SUPPLIED RECORDS ::
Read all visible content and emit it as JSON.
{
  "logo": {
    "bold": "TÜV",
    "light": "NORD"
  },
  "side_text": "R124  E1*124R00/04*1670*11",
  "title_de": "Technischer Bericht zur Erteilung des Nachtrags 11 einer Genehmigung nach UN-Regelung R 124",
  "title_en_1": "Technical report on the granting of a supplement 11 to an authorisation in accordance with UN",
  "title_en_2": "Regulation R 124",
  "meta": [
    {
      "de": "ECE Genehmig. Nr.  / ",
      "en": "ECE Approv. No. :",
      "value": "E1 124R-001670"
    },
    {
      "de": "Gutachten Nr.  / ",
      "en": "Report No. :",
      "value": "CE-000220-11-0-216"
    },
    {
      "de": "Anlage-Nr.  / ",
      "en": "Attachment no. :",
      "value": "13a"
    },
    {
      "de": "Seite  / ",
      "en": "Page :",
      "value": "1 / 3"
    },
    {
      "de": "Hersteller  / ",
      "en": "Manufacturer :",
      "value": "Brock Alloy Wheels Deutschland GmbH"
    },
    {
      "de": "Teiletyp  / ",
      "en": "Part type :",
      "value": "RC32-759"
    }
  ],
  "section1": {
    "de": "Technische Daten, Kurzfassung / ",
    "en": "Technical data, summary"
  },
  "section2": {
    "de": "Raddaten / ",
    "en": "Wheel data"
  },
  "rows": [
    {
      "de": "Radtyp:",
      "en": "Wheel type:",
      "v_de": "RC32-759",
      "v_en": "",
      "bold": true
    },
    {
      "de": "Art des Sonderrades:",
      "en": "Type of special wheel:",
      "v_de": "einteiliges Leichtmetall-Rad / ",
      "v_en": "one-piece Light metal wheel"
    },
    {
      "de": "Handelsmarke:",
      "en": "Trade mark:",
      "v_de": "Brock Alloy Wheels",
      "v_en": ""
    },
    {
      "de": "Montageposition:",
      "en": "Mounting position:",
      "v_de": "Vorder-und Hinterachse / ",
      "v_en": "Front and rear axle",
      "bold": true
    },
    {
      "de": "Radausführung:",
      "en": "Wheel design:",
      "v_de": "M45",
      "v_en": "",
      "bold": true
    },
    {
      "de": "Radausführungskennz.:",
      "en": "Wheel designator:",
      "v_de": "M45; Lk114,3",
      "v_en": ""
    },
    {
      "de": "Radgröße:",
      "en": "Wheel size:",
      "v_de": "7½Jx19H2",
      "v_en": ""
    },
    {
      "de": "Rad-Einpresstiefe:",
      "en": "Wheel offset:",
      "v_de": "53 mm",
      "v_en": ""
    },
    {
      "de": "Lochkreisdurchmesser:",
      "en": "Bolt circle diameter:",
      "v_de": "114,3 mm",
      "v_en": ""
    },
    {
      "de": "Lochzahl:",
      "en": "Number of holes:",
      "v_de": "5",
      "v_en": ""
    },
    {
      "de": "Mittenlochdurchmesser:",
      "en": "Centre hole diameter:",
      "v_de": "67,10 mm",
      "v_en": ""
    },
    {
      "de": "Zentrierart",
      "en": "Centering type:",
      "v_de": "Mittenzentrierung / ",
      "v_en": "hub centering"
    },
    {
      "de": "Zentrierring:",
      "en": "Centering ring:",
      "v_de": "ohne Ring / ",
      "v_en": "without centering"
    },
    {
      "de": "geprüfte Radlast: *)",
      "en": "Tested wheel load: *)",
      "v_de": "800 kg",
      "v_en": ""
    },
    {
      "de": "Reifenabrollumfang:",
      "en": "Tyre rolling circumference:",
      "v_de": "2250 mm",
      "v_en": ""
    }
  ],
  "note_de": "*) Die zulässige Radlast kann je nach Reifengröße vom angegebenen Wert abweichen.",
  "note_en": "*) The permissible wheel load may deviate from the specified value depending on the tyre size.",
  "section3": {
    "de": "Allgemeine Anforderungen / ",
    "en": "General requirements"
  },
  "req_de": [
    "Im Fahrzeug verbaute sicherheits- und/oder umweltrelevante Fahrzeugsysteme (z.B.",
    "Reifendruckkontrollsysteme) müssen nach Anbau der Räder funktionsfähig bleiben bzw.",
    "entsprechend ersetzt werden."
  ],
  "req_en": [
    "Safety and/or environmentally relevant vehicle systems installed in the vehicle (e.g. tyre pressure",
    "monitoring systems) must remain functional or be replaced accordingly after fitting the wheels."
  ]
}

WORK TO DO :: All the entries above need to be reproduced exactly.

RESULT BELOW ::
Read all visible content and emit it as JSON.
{
  "logo": {
    "bold": "TÜV",
    "light": "NORD"
  },
  "side_text": "R124  E1*124R00/04*1670*11",
  "title_de": "Technischer Bericht zur Erteilung des Nachtrags 11 einer Genehmigung nach UN-Regelung R 124",
  "title_en_1": "Technical report on the granting of a supplement 11 to an authorisation in accordance with UN",
  "title_en_2": "Regulation R 124",
  "meta": [
    {
      "de": "ECE Genehmig. Nr.  / ",
      "en": "ECE Approv. No. :",
      "value": "E1 124R-001670"
    },
    {
      "de": "Gutachten Nr.  / ",
      "en": "Report No. :",
      "value": "CE-000220-11-0-216"
    },
    {
      "de": "Anlage-Nr.  / ",
      "en": "Attachment no. :",
      "value": "13a"
    },
    {
      "de": "Seite  / ",
      "en": "Page :",
      "value": "1 / 3"
    },
    {
      "de": "Hersteller  / ",
      "en": "Manufacturer :",
      "value": "Brock Alloy Wheels Deutschland GmbH"
    },
    {
      "de": "Teiletyp  / ",
      "en": "Part type :",
      "value": "RC32-759"
    }
  ],
  "section1": {
    "de": "Technische Daten, Kurzfassung / ",
    "en": "Technical data, summary"
  },
  "section2": {
    "de": "Raddaten / ",
    "en": "Wheel data"
  },
  "rows": [
    {
      "de": "Radtyp:",
      "en": "Wheel type:",
      "v_de": "RC32-759",
      "v_en": "",
      "bold": true
    },
    {
      "de": "Art des Sonderrades:",
      "en": "Type of special wheel:",
      "v_de": "einteiliges Leichtmetall-Rad / ",
      "v_en": "one-piece Light metal wheel"
    },
    {
      "de": "Handelsmarke:",
      "en": "Trade mark:",
      "v_de": "Brock Alloy Wheels",
      "v_en": ""
    },
    {
      "de": "Montageposition:",
      "en": "Mounting position:",
      "v_de": "Vorder-und Hinterachse / ",
      "v_en": "Front and rear axle",
      "bold": true
    },
    {
      "de": "Radausführung:",
      "en": "Wheel design:",
      "v_de": "M45",
      "v_en": "",
      "bold": true
    },
    {
      "de": "Radausführungskennz.:",
      "en": "Wheel designator:",
      "v_de": "M45; Lk114,3",
      "v_en": ""
    },
    {
      "de": "Radgröße:",
      "en": "Wheel size:",
      "v_de": "7½Jx19H2",
      "v_en": ""
    },
    {
      "de": "Rad-Einpresstiefe:",
      "en": "Wheel offset:",
      "v_de": "53 mm",
      "v_en": ""
    },
    {
      "de": "Lochkreisdurchmesser:",
      "en": "Bolt circle diameter:",
      "v_de": "114,3 mm",
      "v_en": ""
    },
    {
      "de": "Lochzahl:",
      "en": "Number of holes:",
      "v_de": "5",
      "v_en": ""
    },
    {
      "de": "Mittenlochdurchmesser:",
      "en": "Centre hole diameter:",
      "v_de": "67,10 mm",
      "v_en": ""
    },
    {
      "de": "Zentrierart",
      "en": "Centering type:",
      "v_de": "Mittenzentrierung / ",
      "v_en": "hub centering"
    },
    {
      "de": "Zentrierring:",
      "en": "Centering ring:",
      "v_de": "ohne Ring / ",
      "v_en": "without centering"
    },
    {
      "de": "geprüfte Radlast: *)",
      "en": "Tested wheel load: *)",
      "v_de": "800 kg",
      "v_en": ""
    },
    {
      "de": "Reifenabrollumfang:",
      "en": "Tyre rolling circumference:",
      "v_de": "2250 mm",
      "v_en": ""
    }
  ],
  "note_de": "*) Die zulässige Radlast kann je nach Reifengröße vom angegebenen Wert abweichen.",
  "note_en": "*) The permissible wheel load may deviate from the specified value depending on the tyre size.",
  "section3": {
    "de": "Allgemeine Anforderungen / ",
    "en": "General requirements"
  },
  "req_de": [
    "Im Fahrzeug verbaute sicherheits- und/oder umweltrelevante Fahrzeugsysteme (z.B.",
    "Reifendruckkontrollsysteme) müssen nach Anbau der Räder funktionsfähig bleiben bzw.",
    "entsprechend ersetzt werden."
  ],
  "req_en": [
    "Safety and/or environmentally relevant vehicle systems installed in the vehicle (e.g. tyre pressure",
    "monitoring systems) must remain functional or be replaced accordingly after fitting the wheels."
  ]
}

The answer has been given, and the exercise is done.